**Task directions:**
Report how many lines hold the word "المقصود"; give nothing but the number.
— begin —
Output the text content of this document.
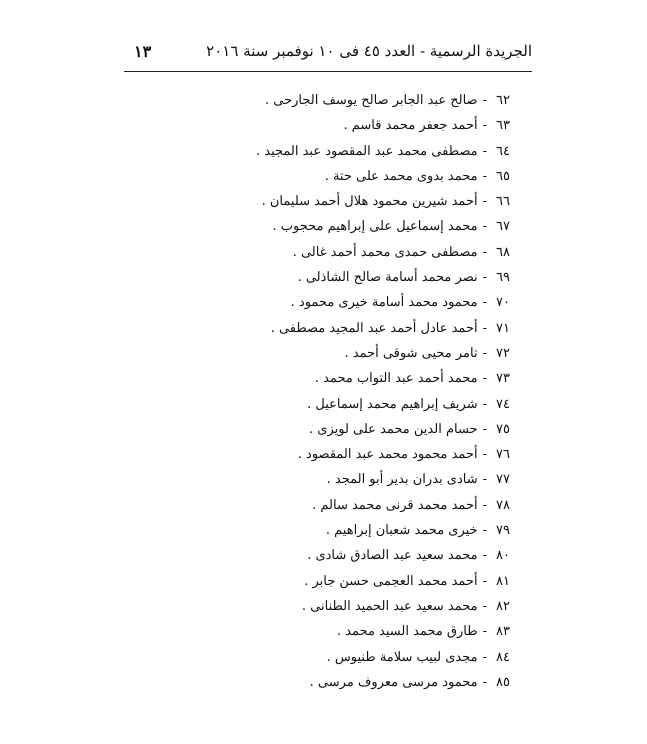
الجريدة الرسمية - العدد ٤٥ فى ١٠ نوفمبر سنة ٢٠١٦
١٣
٦٢-صالح عبد الجابر صالح يوسف الجارحى .
٦٣-أحمد جعفر محمد قاسم .
٦٤-مصطفى محمد عبد المقصود عبد المجيد .
٦٥-محمد بدوى محمد على حتة .
٦٦-أحمد شيرين محمود هلال أحمد سليمان .
٦٧-محمد إسماعيل على إبراهيم محجوب .
٦٨-مصطفى حمدى محمد أحمد غالى .
٦٩-نصر محمد أسامة صالح الشاذلى .
٧٠-محمود محمد أسامة خيرى محمود .
٧١-أحمد عادل أحمد عبد المجيد مصطفى .
٧٢-تامر محيى شوقى أحمد .
٧٣-محمد أحمد عبد التواب محمد .
٧٤-شريف إبراهيم محمد إسماعيل .
٧٥-حسام الدين محمد على لويزى .
٧٦-أحمد محمود محمد عبد المقصود .
٧٧-شادى بدران بدير أبو المجد .
٧٨-أحمد محمد قرنى محمد سالم .
٧٩-خيرى محمد شعبان إبراهيم .
٨٠-محمد سعيد عبد الصادق شادى .
٨١-أحمد محمد العجمى حسن جابر .
٨٢-محمد سعيد عبد الحميد الطنانى .
٨٣-طارق محمد السيد محمد .
٨٤-مجدى لبيب سلامة طنيوس .
٨٥-محمود مرسى معروف مرسى .
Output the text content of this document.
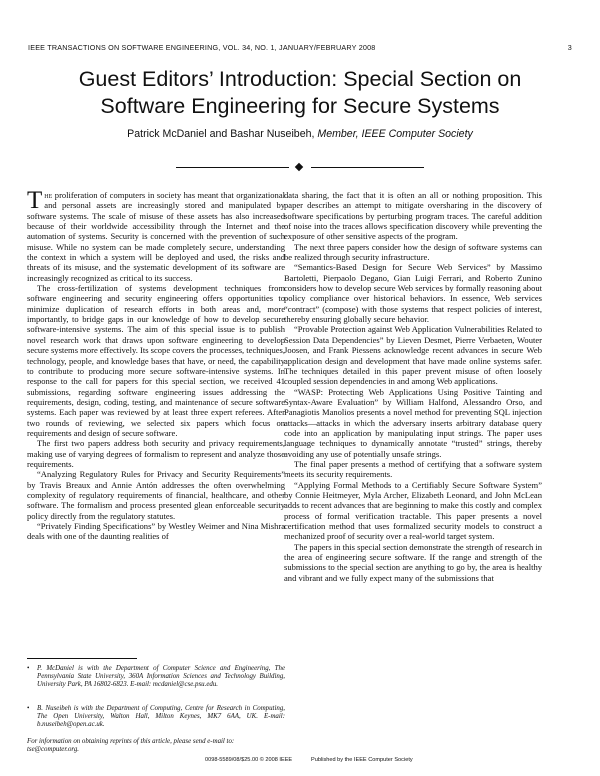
IEEE TRANSACTIONS ON SOFTWARE ENGINEERING, VOL. 34, NO. 1, JANUARY/FEBRUARY 2008	3
Guest Editors’ Introduction: Special Section on
Software Engineering for Secure Systems
Patrick McDaniel and Bashar Nuseibeh, Member, IEEE Computer Society

The proliferation of computers in society has meant that organizational and personal assets are increasingly stored and manipulated by software systems. The scale of misuse of these assets has also increased because of their worldwide accessibility through the Internet and the automation of systems. Security is concerned with the prevention of such misuse. While no system can be made completely secure, understanding the context in which a system will be deployed and used, the risks and threats of its misuse, and the systematic development of its software are increasingly recognized as critical to its success.

The cross-fertilization of systems development techniques from software engineering and security engineering offers opportunities to minimize duplication of research efforts in both areas and, more importantly, to bridge gaps in our knowledge of how to develop secure software-intensive systems. The aim of this special issue is to publish novel research work that draws upon software engineering to develop secure systems more effectively. Its scope covers the processes, techniques, technology, people, and knowledge bases that have, or need, the capability to contribute to producing more secure software-intensive systems. In response to the call for papers for this special section, we received 41 submissions, regarding software engineering issues addressing the requirements, design, coding, testing, and maintenance of secure software systems. Each paper was reviewed by at least three expert referees. After two rounds of reviewing, we selected six papers which focus on requirements and design of secure software.

The first two papers address both security and privacy requirements, making use of varying degrees of formalism to represent and analyze those requirements.

“Analyzing Regulatory Rules for Privacy and Security Requirements” by Travis Breaux and Annie Antón addresses the often overwhelming complexity of regulatory requirements of financial, healthcare, and other software. The formalism and process presented glean enforceable security policy directly from the regulatory statutes.

“Privately Finding Specifications” by Westley Weimer and Nina Mishra deals with one of the daunting realities of

data sharing, the fact that it is often an all or nothing proposition. This paper describes an attempt to mitigate oversharing in the discovery of software specifications by perturbing program traces. The careful addition of noise into the traces allows specification discovery while preventing the exposure of other sensitive aspects of the program.

The next three papers consider how the design of software systems can be realized through security infrastructure.

“Semantics-Based Design for Secure Web Services” by Massimo Bartoletti, Pierpaolo Degano, Gian Luigi Ferrari, and Roberto Zunino considers how to develop secure Web services by formally reasoning about policy compliance over historical behaviors. In essence, Web services “contract” (compose) with those systems that respect policies of interest, thereby ensuring globally secure behavior.

“Provable Protection against Web Application Vulnerabilities Related to Session Data Dependencies” by Lieven Desmet, Pierre Verbaeten, Wouter Joosen, and Frank Piessens acknowledge recent advances in secure Web application design and development that have made online systems safer. The techniques detailed in this paper prevent misuse of often loosely coupled session dependencies in and among Web applications.

“WASP: Protecting Web Applications Using Positive Tainting and Syntax-Aware Evaluation” by William Halfond, Alessandro Orso, and Panagiotis Manolios presents a novel method for preventing SQL injection attacks—attacks in which the adversary inserts arbitrary database query code into an application by manipulating input strings. The paper uses language techniques to dynamically annotate “trusted” strings, thereby avoiding any use of potentially unsafe strings.

The final paper presents a method of certifying that a software system meets its security requirements.

“Applying Formal Methods to a Certifiably Secure Software System” by Connie Heitmeyer, Myla Archer, Elizabeth Leonard, and John McLean adds to recent advances that are beginning to make this costly and complex process of formal verification tractable. This paper presents a novel certification method that uses formalized security models to construct a mechanized proof of security over a real-world target system.

The papers in this special section demonstrate the strength of research in the area of engineering secure software. If the range and strength of the submissions to the special section are anything to go by, the area is healthy and vibrant and we fully expect many of the submissions that

• P. McDaniel is with the Department of Computer Science and Engineering, The Pennsylvania State University, 360A Information Sciences and Technology Building, University Park, PA 16802-6823. E-mail: mcdaniel@cse.psu.edu.
• B. Nuseibeh is with the Department of Computing, Centre for Research in Computing, The Open University, Walton Hall, Milton Keynes, MK7 6AA, UK. E-mail: b.nuseibeh@open.ac.uk.
For information on obtaining reprints of this article, please send e-mail to: tse@computer.org.
0098-5589/08/$25.00 © 2008 IEEE	Published by the IEEE Computer Society
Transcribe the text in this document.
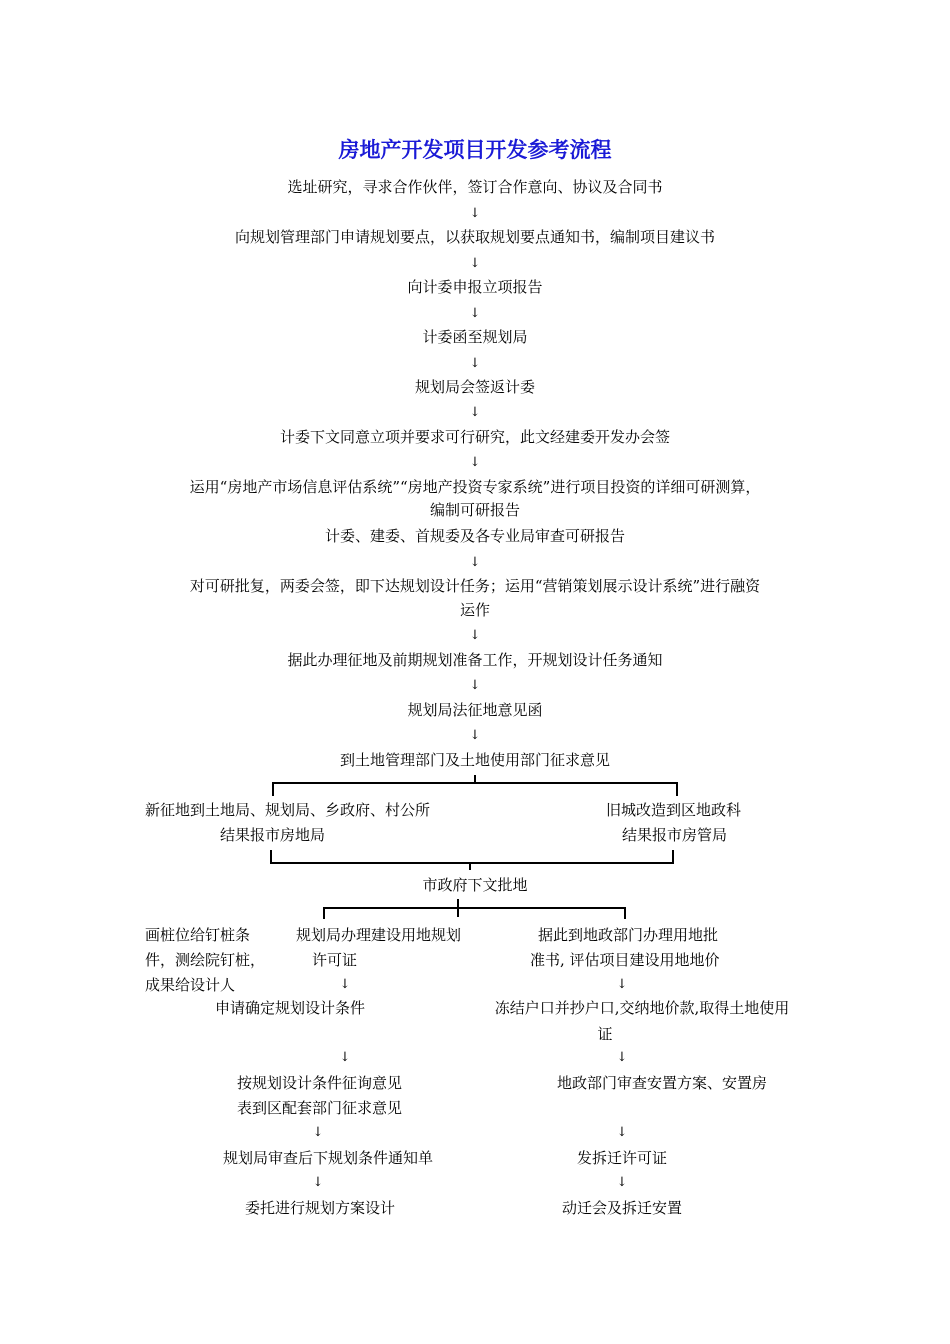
房地产开发项目开发参考流程
选址研究，寻求合作伙伴，签订合作意向、协议及合同书
↓
向规划管理部门申请规划要点，以获取规划要点通知书，编制项目建议书
↓
向计委申报立项报告
↓
计委函至规划局
↓
规划局会签返计委
↓
计委下文同意立项并要求可行研究，此文经建委开发办会签
↓
运用“房地产市场信息评估系统”“房地产投资专家系统”进行项目投资的详细可研测算，
编制可研报告
计委、建委、首规委及各专业局审查可研报告
↓
对可研批复，两委会签，即下达规划设计任务；运用“营销策划展示设计系统”进行融资
运作
↓
据此办理征地及前期规划准备工作，开规划设计任务通知
↓
规划局法征地意见函
↓
到土地管理部门及土地使用部门征求意见
新征地到土地局、规划局、乡政府、村公所
结果报市房地局
旧城改造到区地政科
结果报市房管局
市政府下文批地
画桩位给钉桩条
件，测绘院钉桩，
成果给设计人
规划局办理建设用地规划
许可证
据此到地政部门办理用地批
准书, 评估项目建设用地地价
↓	↓
申请确定规划设计条件	冻结户口并抄户口,交纳地价款,取得土地使用
证
↓	↓
按规划设计条件征询意见
表到区配套部门征求意见
地政部门审查安置方案、安置房
↓	↓
规划局审查后下规划条件通知单	发拆迁许可证
↓	↓
委托进行规划方案设计	动迁会及拆迁安置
— end —
**Exercise answer:**
2